▸ **WHAT TO PRODUCE**:
Compute the number of lines that include the string "data", then output that number and nothing else.

=== PROVIDED ENTRIES ===

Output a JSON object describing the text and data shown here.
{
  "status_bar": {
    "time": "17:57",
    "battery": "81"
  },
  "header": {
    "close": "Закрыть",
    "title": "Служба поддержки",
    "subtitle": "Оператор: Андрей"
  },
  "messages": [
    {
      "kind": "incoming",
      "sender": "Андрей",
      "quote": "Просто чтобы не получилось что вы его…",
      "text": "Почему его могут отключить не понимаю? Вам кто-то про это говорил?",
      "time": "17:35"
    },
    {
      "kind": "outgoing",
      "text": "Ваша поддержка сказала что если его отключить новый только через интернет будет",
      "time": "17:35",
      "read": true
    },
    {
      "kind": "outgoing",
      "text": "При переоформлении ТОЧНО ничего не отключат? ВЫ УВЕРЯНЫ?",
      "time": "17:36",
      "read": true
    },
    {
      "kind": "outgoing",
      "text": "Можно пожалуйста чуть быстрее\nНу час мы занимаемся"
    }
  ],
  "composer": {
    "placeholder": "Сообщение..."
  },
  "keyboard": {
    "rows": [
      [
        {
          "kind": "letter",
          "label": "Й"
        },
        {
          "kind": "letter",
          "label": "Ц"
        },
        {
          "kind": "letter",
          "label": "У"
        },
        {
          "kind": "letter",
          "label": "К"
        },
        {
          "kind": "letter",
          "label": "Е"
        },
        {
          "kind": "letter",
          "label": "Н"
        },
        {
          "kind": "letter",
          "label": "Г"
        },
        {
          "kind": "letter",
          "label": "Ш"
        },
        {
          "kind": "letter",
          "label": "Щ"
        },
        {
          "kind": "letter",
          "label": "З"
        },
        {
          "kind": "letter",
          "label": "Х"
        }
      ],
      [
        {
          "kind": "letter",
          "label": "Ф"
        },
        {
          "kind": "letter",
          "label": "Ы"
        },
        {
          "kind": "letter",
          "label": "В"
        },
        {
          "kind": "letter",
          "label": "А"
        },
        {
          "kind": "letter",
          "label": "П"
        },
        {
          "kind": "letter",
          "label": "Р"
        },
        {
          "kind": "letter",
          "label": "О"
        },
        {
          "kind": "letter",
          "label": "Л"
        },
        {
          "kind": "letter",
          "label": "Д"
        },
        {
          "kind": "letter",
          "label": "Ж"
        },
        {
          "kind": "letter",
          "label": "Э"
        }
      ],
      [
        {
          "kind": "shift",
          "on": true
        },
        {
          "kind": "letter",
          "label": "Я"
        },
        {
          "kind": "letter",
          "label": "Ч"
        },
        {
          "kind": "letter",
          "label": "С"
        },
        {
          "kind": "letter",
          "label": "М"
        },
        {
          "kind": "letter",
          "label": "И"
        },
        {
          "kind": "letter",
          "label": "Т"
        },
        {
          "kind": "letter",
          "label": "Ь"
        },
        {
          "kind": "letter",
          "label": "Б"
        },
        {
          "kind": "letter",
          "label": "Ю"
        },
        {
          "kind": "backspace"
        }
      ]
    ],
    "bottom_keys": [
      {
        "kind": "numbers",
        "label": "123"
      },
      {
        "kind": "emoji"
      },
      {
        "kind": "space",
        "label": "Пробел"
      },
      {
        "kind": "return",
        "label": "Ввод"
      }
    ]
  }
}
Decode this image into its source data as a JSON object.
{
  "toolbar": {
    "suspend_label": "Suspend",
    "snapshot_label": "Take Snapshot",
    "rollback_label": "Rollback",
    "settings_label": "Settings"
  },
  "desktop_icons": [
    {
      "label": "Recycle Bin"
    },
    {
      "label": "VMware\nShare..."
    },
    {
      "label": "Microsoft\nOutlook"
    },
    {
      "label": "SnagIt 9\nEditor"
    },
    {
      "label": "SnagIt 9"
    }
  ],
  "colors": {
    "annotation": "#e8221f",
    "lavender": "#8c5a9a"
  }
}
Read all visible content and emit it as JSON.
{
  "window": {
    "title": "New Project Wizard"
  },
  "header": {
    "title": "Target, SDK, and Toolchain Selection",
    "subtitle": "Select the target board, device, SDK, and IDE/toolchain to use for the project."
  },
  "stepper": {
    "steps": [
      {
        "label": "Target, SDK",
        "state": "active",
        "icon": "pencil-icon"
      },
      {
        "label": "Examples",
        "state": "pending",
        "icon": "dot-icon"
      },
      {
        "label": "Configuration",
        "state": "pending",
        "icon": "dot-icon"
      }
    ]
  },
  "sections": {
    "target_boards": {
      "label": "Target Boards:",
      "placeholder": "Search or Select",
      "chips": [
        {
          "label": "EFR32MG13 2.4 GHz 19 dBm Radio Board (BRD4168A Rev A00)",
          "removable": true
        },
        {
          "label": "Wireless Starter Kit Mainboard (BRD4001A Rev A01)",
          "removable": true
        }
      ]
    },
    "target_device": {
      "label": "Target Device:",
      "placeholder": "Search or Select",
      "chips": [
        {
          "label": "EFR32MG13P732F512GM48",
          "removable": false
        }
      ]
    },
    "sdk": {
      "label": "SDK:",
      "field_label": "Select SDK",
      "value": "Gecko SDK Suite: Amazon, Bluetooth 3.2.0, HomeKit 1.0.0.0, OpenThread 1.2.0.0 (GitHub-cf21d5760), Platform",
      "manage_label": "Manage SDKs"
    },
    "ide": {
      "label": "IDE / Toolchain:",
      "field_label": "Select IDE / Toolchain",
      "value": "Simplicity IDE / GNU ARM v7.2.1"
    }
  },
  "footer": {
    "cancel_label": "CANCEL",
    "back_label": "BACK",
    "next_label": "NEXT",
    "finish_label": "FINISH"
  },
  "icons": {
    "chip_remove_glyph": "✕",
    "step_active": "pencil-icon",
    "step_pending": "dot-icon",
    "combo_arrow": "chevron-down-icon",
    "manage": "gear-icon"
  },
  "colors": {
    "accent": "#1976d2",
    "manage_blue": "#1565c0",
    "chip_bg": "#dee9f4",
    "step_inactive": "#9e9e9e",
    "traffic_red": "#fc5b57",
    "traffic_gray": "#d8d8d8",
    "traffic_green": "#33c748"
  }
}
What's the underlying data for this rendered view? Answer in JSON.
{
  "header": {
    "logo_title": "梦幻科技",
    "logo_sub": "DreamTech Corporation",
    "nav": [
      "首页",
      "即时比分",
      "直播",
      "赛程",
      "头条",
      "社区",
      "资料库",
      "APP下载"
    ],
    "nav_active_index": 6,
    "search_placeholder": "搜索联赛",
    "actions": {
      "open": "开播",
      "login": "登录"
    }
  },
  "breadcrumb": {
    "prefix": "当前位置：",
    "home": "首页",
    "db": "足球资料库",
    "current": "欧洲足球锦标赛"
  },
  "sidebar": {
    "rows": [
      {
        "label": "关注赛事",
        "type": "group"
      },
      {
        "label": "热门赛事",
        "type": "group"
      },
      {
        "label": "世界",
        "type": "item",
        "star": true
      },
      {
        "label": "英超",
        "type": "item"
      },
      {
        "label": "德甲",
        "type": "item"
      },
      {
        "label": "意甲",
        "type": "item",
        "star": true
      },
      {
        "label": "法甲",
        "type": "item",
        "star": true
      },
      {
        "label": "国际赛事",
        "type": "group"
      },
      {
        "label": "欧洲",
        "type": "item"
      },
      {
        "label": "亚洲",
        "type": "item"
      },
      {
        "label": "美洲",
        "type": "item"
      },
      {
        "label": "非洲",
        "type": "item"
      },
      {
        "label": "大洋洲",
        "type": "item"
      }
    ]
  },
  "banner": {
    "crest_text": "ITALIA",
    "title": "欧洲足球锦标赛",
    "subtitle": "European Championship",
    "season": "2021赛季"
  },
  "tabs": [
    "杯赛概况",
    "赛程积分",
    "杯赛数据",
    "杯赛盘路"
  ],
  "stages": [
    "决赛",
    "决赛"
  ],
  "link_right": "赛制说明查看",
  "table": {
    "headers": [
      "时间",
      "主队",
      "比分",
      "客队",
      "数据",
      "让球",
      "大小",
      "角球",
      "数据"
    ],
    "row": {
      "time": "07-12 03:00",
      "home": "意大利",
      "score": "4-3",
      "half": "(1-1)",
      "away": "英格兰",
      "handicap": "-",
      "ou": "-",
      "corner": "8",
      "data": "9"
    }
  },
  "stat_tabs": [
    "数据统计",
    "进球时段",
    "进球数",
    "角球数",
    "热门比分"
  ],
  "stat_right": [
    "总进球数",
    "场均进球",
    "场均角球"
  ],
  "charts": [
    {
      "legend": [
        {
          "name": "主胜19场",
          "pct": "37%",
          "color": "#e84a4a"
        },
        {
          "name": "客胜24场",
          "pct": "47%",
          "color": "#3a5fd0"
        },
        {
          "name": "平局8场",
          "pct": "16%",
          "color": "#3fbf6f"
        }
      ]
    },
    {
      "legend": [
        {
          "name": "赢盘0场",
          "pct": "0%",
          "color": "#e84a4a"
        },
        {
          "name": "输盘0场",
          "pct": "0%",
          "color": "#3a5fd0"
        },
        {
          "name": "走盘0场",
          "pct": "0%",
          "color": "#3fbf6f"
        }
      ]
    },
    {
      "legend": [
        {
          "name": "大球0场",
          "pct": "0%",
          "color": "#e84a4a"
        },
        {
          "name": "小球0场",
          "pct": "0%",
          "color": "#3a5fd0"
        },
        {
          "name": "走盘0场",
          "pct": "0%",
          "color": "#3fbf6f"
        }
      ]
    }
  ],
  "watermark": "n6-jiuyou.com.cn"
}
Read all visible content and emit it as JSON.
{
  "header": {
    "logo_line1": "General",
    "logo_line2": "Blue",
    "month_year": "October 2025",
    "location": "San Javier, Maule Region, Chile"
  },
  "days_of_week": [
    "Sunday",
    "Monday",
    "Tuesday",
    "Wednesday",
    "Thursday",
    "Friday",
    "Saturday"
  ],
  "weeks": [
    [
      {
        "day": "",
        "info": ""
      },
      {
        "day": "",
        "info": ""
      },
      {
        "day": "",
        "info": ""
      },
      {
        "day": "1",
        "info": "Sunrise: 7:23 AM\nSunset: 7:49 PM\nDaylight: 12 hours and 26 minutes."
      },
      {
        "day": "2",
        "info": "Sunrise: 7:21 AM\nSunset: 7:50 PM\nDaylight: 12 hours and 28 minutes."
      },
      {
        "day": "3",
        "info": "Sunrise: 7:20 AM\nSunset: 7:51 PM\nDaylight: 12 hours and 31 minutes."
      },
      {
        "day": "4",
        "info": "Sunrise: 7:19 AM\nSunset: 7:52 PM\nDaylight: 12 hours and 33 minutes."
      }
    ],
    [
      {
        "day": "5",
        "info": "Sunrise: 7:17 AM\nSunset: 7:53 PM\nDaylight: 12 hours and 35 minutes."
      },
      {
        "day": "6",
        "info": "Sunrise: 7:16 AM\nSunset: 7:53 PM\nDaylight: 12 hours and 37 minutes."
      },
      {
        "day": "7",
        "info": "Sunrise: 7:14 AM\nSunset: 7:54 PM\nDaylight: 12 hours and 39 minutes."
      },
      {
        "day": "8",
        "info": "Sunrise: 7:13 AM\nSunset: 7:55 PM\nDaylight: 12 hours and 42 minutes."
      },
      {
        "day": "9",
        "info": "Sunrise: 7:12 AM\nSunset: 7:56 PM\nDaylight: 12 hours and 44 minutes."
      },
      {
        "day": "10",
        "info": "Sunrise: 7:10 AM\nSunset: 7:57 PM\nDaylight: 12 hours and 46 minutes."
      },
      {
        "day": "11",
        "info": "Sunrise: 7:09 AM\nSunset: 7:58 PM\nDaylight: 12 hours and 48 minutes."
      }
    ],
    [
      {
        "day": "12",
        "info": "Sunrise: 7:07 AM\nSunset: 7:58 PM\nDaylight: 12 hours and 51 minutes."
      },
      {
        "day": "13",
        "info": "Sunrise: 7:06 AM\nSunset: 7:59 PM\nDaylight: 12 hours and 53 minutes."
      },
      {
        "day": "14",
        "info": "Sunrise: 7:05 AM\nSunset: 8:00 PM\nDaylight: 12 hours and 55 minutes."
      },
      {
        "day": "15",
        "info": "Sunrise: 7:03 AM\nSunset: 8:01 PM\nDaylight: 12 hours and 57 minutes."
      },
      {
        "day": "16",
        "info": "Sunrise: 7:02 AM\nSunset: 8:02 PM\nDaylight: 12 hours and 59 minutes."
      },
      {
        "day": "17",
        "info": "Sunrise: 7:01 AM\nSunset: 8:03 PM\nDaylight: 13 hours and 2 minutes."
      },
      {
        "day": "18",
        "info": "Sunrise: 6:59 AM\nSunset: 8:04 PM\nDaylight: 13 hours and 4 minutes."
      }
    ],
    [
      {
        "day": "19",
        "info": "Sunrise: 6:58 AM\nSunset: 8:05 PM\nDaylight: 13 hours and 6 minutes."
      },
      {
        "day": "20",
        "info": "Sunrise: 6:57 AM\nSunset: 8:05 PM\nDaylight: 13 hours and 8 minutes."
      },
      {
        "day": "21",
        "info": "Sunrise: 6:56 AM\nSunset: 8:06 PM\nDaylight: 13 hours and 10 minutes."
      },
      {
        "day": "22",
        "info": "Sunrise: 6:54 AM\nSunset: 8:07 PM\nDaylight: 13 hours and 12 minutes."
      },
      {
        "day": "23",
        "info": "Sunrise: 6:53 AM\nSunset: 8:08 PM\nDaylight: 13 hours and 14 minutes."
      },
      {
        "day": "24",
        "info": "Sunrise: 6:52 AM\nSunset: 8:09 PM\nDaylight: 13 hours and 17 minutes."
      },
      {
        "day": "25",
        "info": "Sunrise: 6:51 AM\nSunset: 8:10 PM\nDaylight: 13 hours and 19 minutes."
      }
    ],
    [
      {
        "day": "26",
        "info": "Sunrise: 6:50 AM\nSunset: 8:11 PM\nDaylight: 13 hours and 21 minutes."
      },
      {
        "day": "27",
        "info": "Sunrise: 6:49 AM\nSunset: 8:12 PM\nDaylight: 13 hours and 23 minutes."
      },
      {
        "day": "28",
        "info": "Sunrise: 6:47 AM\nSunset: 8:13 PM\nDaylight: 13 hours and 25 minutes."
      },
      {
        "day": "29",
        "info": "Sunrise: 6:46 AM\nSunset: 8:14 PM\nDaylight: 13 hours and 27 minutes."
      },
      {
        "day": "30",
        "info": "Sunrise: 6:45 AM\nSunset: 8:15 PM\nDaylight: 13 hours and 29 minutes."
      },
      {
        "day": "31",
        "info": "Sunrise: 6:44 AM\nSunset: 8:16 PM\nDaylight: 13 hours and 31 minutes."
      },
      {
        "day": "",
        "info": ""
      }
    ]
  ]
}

===

▸ **RESULT OF THIS EXERCISE**:
4